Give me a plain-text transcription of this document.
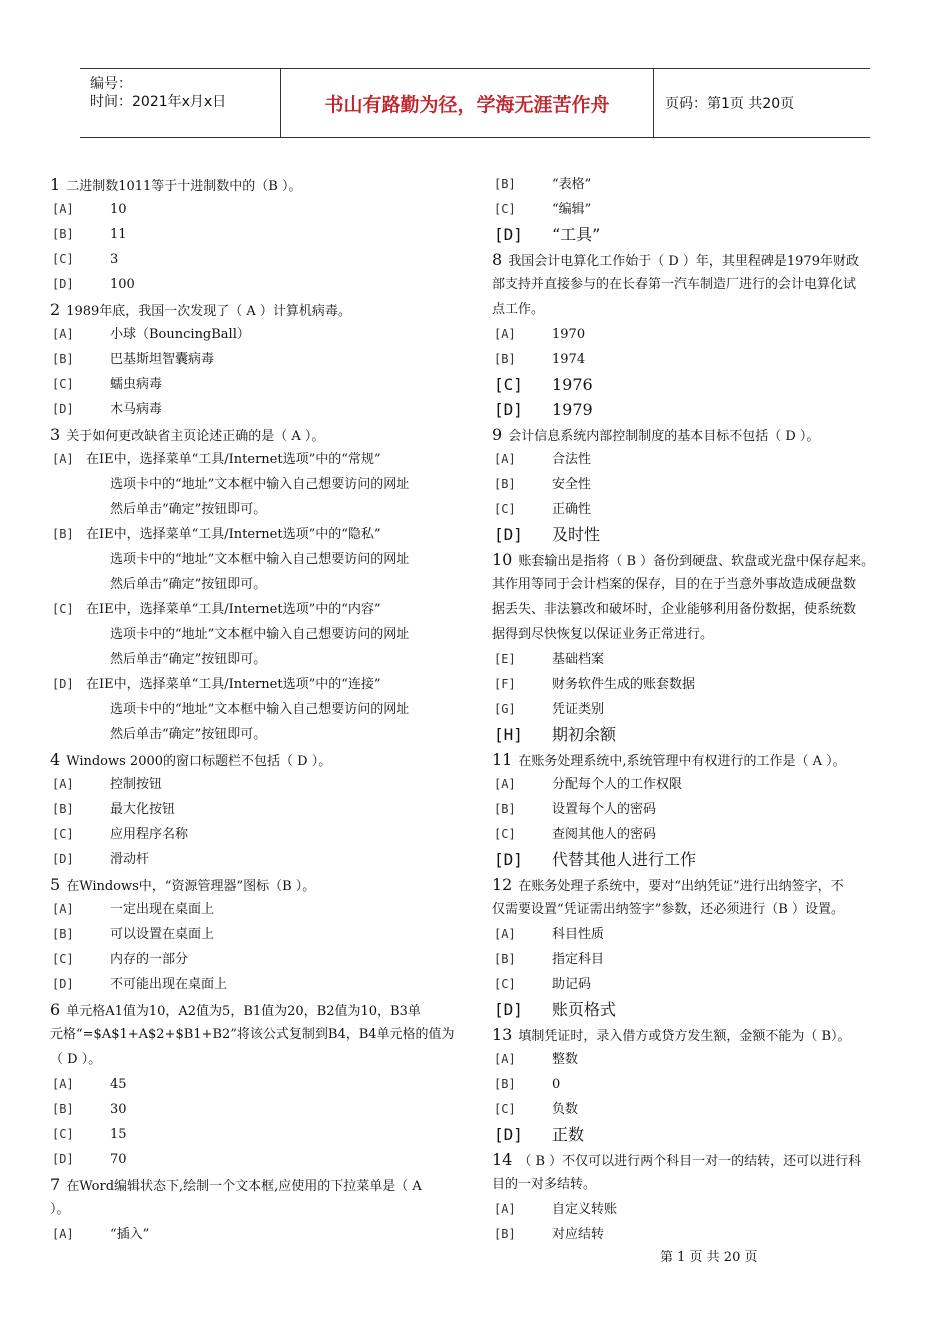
编号：
时间：2021年x月x日	书山有路勤为径，学海无涯苦作舟	页码：第1页 共20页
1 二进制数1011等于十进制数中的（B ）。
[A]	10
[B]	11
[C]	3
[D]	100
2 1989年底，我国一次发现了（ A ）计算机病毒。
[A]	小球（BouncingBall）
[B]	巴基斯坦智囊病毒
[C]	蠕虫病毒
[D]	木马病毒
3 关于如何更改缺省主页论述正确的是（ A ）。
[A] 在IE中，选择菜单“工具/Internet选项”中的“常规”
选项卡中的“地址”文本框中输入自己想要访问的网址
然后单击“确定”按钮即可。
[B] 在IE中，选择菜单“工具/Internet选项”中的“隐私”
选项卡中的“地址”文本框中输入自己想要访问的网址
然后单击“确定”按钮即可。
[C] 在IE中，选择菜单“工具/Internet选项”中的“内容”
选项卡中的“地址”文本框中输入自己想要访问的网址
然后单击“确定”按钮即可。
[D] 在IE中，选择菜单“工具/Internet选项”中的“连接”
选项卡中的“地址”文本框中输入自己想要访问的网址
然后单击“确定”按钮即可。
4 Windows 2000的窗口标题栏不包括（ D ）。
[A]	控制按钮
[B]	最大化按钮
[C]	应用程序名称
[D]	滑动杆
5 在Windows中，“资源管理器”图标（B ）。
[A]	一定出现在桌面上
[B]	可以设置在桌面上
[C]	内存的一部分
[D]	不可能出现在桌面上
6 单元格A1值为10，A2值为5，B1值为20，B2值为10，B3单
元格“=$A$1+A$2+$B1+B2”将该公式复制到B4，B4单元格的值为
（ D ）。
[A]	45
[B]	30
[C]	15
[D]	70
7 在Word编辑状态下,绘制一个文本框,应使用的下拉菜单是（ A
）。
[A]	“插入”
[B]	“表格”
[C]	“编辑”
[D] “工具”
8 我国会计电算化工作始于（ D ）年，其里程碑是1979年财政
部支持并直接参与的在长春第一汽车制造厂进行的会计电算化试
点工作。
[A]	1970
[B]	1974
[C] 1976
[D] 1979
9 会计信息系统内部控制制度的基本目标不包括（ D ）。
[A]	合法性
[B]	安全性
[C]	正确性
[D] 及时性
10 账套输出是指将（ B ）备份到硬盘、软盘或光盘中保存起来。
其作用等同于会计档案的保存，目的在于当意外事故造成硬盘数
据丢失、非法篡改和破坏时，企业能够利用备份数据，使系统数
据得到尽快恢复以保证业务正常进行。
[E]	基础档案
[F]	财务软件生成的账套数据
[G]	凭证类别
[H] 期初余额
11 在账务处理系统中,系统管理中有权进行的工作是（ A ）。
[A]	分配每个人的工作权限
[B]	设置每个人的密码
[C]	查阅其他人的密码
[D] 代替其他人进行工作
12 在账务处理子系统中，要对“出纳凭证”进行出纳签字，不
仅需要设置“凭证需出纳签字”参数，还必须进行（B ）设置。
[A]	科目性质
[B]	指定科目
[C]	助记码
[D] 账页格式
13 填制凭证时，录入借方或贷方发生额，金额不能为（ B）。
[A]	整数
[B]	0
[C]	负数
[D] 正数
14 （ B ）不仅可以进行两个科目一对一的结转，还可以进行科
目的一对多结转。
[A]	自定义转账
[B]	对应结转
第 1 页 共 20 页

◆ ◆ ◆

**Task to carry out**
Leave out the pictures and repeat everything else in the records exactly.

**Result of the task**
Give me a plain-text transcription of this document.
编号：
时间：2021年x月x日	书山有路勤为径，学海无涯苦作舟	页码：第1页 共20页
1 二进制数1011等于十进制数中的（B ）。
[A]	10
[B]	11
[C]	3
[D]	100
2 1989年底，我国一次发现了（ A ）计算机病毒。
[A]	小球（BouncingBall）
[B]	巴基斯坦智囊病毒
[C]	蠕虫病毒
[D]	木马病毒
3 关于如何更改缺省主页论述正确的是（ A ）。
[A] 在IE中，选择菜单“工具/Internet选项”中的“常规”
选项卡中的“地址”文本框中输入自己想要访问的网址
然后单击“确定”按钮即可。
[B] 在IE中，选择菜单“工具/Internet选项”中的“隐私”
选项卡中的“地址”文本框中输入自己想要访问的网址
然后单击“确定”按钮即可。
[C] 在IE中，选择菜单“工具/Internet选项”中的“内容”
选项卡中的“地址”文本框中输入自己想要访问的网址
然后单击“确定”按钮即可。
[D] 在IE中，选择菜单“工具/Internet选项”中的“连接”
选项卡中的“地址”文本框中输入自己想要访问的网址
然后单击“确定”按钮即可。
4 Windows 2000的窗口标题栏不包括（ D ）。
[A]	控制按钮
[B]	最大化按钮
[C]	应用程序名称
[D]	滑动杆
5 在Windows中，“资源管理器”图标（B ）。
[A]	一定出现在桌面上
[B]	可以设置在桌面上
[C]	内存的一部分
[D]	不可能出现在桌面上
6 单元格A1值为10，A2值为5，B1值为20，B2值为10，B3单
元格“=$A$1+A$2+$B1+B2”将该公式复制到B4，B4单元格的值为
（ D ）。
[A]	45
[B]	30
[C]	15
[D]	70
7 在Word编辑状态下,绘制一个文本框,应使用的下拉菜单是（ A
）。
[A]	“插入”
[B]	“表格”
[C]	“编辑”
[D] “工具”
8 我国会计电算化工作始于（ D ）年，其里程碑是1979年财政
部支持并直接参与的在长春第一汽车制造厂进行的会计电算化试
点工作。
[A]	1970
[B]	1974
[C] 1976
[D] 1979
9 会计信息系统内部控制制度的基本目标不包括（ D ）。
[A]	合法性
[B]	安全性
[C]	正确性
[D] 及时性
10 账套输出是指将（ B ）备份到硬盘、软盘或光盘中保存起来。
其作用等同于会计档案的保存，目的在于当意外事故造成硬盘数
据丢失、非法篡改和破坏时，企业能够利用备份数据，使系统数
据得到尽快恢复以保证业务正常进行。
[E]	基础档案
[F]	财务软件生成的账套数据
[G]	凭证类别
[H] 期初余额
11 在账务处理系统中,系统管理中有权进行的工作是（ A ）。
[A]	分配每个人的工作权限
[B]	设置每个人的密码
[C]	查阅其他人的密码
[D] 代替其他人进行工作
12 在账务处理子系统中，要对“出纳凭证”进行出纳签字，不
仅需要设置“凭证需出纳签字”参数，还必须进行（B ）设置。
[A]	科目性质
[B]	指定科目
[C]	助记码
[D] 账页格式
13 填制凭证时，录入借方或贷方发生额，金额不能为（ B）。
[A]	整数
[B]	0
[C]	负数
[D] 正数
14 （ B ）不仅可以进行两个科目一对一的结转，还可以进行科
目的一对多结转。
[A]	自定义转账
[B]	对应结转
第 1 页 共 20 页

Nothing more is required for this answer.